Among the lines of these entries, how many hold the word "Dieu"? State only the number.

(Saved entries)
— Start —

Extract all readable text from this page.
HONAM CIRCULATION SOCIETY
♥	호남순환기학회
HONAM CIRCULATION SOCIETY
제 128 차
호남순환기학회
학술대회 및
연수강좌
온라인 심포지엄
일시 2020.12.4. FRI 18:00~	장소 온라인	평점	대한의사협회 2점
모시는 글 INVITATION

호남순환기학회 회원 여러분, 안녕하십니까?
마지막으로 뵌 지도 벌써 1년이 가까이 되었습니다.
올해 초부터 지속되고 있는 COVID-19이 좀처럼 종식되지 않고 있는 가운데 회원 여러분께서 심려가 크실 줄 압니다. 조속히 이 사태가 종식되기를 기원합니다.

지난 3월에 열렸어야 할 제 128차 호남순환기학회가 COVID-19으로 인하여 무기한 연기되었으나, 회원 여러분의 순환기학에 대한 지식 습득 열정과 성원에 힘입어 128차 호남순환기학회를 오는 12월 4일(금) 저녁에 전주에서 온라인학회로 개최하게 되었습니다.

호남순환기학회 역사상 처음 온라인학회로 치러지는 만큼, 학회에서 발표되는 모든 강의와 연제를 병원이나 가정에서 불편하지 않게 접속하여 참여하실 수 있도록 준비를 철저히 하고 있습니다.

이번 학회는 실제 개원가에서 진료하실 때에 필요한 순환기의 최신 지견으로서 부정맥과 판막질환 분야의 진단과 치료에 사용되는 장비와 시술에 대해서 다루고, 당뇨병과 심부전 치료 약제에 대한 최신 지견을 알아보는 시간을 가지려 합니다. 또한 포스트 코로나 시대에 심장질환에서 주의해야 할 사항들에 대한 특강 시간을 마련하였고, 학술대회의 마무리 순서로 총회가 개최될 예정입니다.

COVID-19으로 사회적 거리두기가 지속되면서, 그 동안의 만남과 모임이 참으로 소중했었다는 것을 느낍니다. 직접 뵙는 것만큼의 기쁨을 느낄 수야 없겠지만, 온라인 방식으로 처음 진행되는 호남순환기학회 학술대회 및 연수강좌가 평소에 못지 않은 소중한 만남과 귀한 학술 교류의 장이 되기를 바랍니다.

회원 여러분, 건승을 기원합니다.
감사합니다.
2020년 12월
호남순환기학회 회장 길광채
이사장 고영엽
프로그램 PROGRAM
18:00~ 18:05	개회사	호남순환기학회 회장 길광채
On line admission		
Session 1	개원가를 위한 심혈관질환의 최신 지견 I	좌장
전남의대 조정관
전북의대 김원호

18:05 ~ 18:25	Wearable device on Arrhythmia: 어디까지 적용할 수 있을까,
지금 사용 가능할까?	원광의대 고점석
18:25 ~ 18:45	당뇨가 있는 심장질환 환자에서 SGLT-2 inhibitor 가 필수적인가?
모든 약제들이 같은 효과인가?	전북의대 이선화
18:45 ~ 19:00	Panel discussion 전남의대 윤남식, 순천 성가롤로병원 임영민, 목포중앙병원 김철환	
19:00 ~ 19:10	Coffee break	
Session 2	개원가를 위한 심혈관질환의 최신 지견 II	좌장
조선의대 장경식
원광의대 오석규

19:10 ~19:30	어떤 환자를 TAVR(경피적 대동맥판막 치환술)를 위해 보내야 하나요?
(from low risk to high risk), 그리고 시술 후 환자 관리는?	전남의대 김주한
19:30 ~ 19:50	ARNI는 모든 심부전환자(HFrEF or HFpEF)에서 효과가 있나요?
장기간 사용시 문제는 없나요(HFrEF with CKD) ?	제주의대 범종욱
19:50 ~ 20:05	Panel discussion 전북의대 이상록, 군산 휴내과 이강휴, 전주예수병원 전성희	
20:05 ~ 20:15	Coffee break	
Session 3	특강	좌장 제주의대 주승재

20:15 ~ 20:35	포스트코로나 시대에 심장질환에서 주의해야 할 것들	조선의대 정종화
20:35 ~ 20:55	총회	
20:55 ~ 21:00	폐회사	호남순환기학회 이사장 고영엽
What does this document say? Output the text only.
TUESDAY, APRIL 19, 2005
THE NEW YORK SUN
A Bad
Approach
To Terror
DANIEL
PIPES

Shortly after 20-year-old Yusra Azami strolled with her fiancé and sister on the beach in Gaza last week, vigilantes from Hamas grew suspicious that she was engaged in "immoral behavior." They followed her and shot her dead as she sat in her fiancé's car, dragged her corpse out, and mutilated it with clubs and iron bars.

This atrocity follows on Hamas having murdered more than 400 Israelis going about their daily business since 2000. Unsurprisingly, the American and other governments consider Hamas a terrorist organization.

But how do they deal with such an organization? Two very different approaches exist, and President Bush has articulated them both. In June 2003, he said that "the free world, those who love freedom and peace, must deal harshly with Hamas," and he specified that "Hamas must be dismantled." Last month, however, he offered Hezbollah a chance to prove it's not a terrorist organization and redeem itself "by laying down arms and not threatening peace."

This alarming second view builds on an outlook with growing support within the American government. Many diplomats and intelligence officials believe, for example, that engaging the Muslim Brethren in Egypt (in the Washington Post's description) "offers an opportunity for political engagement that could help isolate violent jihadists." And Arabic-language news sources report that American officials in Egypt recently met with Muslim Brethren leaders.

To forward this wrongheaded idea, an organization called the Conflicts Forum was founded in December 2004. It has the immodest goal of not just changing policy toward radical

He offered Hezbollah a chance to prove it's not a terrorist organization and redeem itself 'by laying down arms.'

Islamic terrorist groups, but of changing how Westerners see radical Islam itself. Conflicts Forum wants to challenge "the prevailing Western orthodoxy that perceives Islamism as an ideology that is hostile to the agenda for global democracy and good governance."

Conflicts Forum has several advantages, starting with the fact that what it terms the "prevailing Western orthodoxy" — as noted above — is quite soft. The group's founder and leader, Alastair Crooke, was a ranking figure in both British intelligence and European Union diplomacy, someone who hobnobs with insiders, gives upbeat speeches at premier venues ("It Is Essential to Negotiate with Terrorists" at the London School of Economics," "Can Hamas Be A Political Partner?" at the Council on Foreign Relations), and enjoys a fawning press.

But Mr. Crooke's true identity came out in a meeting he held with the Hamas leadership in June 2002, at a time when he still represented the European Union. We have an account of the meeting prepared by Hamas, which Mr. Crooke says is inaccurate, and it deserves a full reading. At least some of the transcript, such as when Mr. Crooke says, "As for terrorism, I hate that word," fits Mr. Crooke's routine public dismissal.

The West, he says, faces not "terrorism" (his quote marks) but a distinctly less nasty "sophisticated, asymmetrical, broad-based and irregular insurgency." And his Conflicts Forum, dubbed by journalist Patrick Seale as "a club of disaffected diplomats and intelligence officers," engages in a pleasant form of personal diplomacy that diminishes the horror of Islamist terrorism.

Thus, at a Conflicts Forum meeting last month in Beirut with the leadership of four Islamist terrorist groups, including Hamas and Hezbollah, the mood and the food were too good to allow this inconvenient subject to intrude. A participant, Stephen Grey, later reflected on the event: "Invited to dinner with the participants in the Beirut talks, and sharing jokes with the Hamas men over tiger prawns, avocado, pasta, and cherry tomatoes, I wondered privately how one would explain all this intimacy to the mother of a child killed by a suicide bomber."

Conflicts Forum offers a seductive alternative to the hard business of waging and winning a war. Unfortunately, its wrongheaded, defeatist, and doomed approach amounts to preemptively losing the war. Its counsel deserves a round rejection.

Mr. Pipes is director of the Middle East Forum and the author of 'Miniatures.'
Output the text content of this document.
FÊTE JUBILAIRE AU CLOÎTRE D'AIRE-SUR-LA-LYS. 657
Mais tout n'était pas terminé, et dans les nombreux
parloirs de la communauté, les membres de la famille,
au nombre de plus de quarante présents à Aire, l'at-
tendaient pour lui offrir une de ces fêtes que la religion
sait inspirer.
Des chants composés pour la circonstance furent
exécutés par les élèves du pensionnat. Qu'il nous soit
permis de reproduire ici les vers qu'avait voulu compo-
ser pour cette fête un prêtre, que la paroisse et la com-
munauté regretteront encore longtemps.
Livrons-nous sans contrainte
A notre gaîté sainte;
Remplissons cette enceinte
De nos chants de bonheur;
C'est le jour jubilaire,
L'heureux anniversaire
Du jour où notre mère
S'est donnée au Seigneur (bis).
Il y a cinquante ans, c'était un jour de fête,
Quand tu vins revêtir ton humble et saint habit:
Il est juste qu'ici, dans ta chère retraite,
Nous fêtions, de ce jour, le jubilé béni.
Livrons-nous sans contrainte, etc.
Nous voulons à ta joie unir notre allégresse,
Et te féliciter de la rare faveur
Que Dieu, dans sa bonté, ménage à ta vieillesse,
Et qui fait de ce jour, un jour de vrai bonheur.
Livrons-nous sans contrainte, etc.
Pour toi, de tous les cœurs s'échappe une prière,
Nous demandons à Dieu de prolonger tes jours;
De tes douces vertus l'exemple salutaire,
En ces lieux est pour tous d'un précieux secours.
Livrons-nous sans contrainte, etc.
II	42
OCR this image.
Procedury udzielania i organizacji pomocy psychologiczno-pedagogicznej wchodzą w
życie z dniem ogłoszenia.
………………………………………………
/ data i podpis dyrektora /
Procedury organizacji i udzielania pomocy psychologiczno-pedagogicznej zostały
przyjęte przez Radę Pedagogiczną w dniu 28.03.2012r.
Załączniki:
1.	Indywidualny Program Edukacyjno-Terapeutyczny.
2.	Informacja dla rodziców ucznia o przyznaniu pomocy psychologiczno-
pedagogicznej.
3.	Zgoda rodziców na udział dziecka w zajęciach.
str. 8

— End —

__Output__:
2